▶ **Goal**: Repeat exactly, and only, the lines from the one containing "Give me the" through the end of the records.

----- Given information

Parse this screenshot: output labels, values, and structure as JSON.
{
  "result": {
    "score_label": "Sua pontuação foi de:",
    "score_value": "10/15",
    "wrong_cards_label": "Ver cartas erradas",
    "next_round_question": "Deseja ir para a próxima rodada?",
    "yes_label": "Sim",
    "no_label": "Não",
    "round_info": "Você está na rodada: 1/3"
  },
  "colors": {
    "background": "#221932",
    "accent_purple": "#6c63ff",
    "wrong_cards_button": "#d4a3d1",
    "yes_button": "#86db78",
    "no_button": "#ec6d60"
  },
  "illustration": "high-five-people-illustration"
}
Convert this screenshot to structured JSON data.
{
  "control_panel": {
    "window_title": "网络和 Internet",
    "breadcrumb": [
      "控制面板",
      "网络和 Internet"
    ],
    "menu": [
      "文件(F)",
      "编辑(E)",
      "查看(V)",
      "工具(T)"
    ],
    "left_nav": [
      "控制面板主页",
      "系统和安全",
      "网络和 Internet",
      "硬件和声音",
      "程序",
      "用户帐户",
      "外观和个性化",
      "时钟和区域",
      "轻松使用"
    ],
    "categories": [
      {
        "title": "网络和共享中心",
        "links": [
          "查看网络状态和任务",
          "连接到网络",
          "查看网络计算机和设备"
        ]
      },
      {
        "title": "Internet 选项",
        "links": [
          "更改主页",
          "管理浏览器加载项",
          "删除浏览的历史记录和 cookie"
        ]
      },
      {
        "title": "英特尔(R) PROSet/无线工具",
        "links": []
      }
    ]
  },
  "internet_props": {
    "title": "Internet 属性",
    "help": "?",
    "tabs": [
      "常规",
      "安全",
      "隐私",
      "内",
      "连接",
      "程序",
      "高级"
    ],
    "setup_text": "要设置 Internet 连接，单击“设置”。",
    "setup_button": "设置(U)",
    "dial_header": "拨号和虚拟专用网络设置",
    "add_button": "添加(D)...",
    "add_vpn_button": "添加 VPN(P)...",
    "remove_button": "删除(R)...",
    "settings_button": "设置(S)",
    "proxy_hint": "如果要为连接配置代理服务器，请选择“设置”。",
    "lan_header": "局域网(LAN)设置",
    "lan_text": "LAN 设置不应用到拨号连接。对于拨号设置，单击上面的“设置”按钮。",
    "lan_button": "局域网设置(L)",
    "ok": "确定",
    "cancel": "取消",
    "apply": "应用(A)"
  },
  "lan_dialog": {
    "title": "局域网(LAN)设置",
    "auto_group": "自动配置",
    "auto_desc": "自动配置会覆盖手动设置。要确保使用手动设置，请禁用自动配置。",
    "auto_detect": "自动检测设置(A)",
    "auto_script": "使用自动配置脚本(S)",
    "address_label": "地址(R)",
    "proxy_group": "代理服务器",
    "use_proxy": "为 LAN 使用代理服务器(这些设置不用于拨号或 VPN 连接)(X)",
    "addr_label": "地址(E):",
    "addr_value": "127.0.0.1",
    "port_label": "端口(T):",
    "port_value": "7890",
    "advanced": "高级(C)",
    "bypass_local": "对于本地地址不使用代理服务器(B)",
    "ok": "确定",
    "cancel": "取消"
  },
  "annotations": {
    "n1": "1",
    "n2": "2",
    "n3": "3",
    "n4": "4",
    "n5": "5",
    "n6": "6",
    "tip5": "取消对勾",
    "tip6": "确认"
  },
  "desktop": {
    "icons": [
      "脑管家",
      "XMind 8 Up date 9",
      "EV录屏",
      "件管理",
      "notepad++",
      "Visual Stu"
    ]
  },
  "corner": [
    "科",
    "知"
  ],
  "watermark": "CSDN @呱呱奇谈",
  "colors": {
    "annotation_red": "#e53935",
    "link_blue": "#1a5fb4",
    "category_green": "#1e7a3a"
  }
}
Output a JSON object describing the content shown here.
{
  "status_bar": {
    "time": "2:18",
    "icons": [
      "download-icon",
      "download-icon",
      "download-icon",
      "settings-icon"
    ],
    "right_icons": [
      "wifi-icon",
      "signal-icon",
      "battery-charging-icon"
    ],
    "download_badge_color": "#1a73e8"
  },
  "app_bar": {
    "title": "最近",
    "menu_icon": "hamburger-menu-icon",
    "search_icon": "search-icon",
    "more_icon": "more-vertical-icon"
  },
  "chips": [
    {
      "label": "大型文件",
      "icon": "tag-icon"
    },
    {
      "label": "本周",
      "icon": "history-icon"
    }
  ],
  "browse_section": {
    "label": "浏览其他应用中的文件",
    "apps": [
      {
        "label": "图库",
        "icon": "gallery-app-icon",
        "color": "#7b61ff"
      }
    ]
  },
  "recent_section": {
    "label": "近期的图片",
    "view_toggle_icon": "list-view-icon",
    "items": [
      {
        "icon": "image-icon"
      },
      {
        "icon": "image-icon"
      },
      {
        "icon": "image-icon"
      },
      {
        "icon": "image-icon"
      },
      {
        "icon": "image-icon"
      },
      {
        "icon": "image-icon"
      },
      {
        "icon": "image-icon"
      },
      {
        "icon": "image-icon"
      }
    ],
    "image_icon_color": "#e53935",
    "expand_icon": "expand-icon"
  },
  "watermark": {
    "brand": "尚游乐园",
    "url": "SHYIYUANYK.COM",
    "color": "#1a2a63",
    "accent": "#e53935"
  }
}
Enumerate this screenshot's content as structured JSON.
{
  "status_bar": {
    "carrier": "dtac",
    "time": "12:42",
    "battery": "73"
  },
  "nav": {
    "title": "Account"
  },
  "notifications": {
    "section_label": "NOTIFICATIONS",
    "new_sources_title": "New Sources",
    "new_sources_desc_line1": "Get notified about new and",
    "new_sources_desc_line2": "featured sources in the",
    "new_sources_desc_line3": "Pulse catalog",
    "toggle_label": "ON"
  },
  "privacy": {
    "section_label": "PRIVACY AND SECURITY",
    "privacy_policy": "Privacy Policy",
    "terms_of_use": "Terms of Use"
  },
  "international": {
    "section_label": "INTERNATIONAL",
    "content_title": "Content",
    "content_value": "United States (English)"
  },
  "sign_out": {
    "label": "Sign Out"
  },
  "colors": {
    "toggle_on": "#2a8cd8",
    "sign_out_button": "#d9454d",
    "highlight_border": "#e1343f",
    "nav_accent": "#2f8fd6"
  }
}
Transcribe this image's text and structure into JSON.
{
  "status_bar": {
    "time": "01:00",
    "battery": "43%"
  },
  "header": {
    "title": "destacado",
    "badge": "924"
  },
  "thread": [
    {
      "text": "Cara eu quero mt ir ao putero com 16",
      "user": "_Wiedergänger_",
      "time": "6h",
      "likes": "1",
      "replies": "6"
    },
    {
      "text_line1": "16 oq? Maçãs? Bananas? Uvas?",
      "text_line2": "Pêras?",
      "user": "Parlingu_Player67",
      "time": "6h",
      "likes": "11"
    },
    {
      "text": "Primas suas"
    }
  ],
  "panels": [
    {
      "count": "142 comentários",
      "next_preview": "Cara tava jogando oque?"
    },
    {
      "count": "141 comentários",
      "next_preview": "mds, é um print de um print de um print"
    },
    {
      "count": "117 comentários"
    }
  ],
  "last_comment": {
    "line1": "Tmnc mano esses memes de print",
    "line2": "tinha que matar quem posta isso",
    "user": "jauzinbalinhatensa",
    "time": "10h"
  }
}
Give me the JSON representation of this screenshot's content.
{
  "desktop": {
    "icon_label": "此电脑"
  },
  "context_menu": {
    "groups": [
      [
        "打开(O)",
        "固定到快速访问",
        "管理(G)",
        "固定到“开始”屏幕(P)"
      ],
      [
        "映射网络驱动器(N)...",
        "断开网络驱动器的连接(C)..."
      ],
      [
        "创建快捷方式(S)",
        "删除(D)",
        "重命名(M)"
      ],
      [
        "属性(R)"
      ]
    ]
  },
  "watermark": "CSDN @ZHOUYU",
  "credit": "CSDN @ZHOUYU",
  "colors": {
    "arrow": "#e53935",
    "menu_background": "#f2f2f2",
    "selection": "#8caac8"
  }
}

----------

▶ **Written answer**:
Give me the JSON representation of this screenshot's content.
{
  "desktop": {
    "icon_label": "此电脑"
  },
  "context_menu": {
    "groups": [
      [
        "打开(O)",
        "固定到快速访问",
        "管理(G)",
        "固定到“开始”屏幕(P)"
      ],
      [
        "映射网络驱动器(N)...",
        "断开网络驱动器的连接(C)..."
      ],
      [
        "创建快捷方式(S)",
        "删除(D)",
        "重命名(M)"
      ],
      [
        "属性(R)"
      ]
    ]
  },
  "watermark": "CSDN @ZHOUYU",
  "credit": "CSDN @ZHOUYU",
  "colors": {
    "arrow": "#e53935",
    "menu_background": "#f2f2f2",
    "selection": "#8caac8"
  }
}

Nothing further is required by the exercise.